(Figure dataset records)

#####

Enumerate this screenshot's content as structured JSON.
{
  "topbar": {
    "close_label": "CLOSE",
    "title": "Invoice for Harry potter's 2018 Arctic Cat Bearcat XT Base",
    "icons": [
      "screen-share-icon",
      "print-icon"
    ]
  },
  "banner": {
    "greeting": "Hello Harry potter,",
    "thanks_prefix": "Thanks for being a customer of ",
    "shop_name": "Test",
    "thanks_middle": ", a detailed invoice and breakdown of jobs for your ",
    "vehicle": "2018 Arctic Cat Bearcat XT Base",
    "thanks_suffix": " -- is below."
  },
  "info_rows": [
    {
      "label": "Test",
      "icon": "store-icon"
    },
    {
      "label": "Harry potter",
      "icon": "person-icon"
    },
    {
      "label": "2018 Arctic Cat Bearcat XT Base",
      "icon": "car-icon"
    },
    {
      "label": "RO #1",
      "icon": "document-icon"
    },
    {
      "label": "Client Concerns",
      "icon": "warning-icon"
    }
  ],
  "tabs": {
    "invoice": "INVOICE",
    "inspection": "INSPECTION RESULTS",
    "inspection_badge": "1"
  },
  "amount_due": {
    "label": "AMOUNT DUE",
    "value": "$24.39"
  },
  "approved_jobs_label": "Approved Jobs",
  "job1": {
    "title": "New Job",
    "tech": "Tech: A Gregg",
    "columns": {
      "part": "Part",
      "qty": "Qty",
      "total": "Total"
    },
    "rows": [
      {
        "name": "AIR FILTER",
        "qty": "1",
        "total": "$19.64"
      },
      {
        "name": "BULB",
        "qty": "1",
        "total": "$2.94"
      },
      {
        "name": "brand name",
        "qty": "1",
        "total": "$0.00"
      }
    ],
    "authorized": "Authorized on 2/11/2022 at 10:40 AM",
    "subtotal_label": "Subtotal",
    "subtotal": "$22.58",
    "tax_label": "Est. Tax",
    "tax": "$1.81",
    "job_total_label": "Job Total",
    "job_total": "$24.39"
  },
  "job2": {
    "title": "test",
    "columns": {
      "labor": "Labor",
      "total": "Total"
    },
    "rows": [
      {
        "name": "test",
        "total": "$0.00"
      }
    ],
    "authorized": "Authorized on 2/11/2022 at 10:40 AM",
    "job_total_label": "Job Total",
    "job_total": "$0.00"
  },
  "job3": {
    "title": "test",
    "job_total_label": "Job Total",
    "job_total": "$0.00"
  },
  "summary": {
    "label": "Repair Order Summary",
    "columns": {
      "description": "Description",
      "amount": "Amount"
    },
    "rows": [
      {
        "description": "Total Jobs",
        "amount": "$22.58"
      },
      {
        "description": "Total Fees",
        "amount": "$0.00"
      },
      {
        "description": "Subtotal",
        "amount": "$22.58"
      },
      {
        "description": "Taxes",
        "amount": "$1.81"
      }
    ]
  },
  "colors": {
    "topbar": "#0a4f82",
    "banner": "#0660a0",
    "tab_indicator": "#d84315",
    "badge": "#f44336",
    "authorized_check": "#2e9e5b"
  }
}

#####

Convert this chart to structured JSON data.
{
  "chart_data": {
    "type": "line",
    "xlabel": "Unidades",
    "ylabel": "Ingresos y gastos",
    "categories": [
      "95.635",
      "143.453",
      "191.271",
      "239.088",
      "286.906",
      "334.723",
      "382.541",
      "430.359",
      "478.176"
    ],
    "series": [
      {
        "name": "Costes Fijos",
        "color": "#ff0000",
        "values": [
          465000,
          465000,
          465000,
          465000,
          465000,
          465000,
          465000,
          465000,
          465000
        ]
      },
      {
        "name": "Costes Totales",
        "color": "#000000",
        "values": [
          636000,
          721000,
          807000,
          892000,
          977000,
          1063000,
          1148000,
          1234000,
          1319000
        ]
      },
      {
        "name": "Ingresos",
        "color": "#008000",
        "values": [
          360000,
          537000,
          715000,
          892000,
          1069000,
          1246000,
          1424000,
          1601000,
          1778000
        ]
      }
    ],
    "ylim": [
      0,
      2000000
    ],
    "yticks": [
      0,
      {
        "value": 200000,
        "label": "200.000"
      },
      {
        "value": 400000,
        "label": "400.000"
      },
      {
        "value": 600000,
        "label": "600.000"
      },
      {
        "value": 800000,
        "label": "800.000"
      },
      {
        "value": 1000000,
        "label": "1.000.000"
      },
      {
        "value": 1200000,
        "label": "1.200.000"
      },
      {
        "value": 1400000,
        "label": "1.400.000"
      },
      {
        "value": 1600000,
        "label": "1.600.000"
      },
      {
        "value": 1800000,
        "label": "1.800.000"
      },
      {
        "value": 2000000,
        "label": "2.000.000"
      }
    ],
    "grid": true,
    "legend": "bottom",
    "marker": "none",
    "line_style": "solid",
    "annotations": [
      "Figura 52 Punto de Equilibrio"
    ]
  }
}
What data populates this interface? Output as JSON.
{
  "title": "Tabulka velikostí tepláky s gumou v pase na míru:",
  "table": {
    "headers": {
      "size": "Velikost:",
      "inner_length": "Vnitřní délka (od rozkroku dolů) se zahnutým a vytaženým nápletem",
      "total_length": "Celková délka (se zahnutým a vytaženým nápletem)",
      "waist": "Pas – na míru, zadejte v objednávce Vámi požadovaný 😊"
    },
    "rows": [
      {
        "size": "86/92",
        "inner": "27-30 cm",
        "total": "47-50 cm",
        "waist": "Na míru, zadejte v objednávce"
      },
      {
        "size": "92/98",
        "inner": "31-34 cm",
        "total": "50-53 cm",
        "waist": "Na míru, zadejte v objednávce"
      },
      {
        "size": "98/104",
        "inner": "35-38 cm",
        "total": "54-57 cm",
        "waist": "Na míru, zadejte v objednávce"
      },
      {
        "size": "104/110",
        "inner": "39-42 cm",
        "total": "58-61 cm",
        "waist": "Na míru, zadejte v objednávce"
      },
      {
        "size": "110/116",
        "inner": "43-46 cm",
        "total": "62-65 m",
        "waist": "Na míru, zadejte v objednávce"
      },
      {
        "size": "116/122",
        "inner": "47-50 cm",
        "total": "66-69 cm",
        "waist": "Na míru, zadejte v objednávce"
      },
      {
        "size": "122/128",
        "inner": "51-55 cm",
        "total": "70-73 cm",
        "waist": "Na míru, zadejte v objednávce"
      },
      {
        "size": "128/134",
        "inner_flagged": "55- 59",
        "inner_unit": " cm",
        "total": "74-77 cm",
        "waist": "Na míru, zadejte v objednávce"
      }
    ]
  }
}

#####

Exercise instructions: Using the material above, gather every line that includes "zahnutým".

Output of the task:
      "inner_length": "Vnitřní délka (od rozkroku dolů) se zahnutým a vytaženým nápletem",
      "total_length": "Celková délka (se zahnutým a vytaženým nápletem)",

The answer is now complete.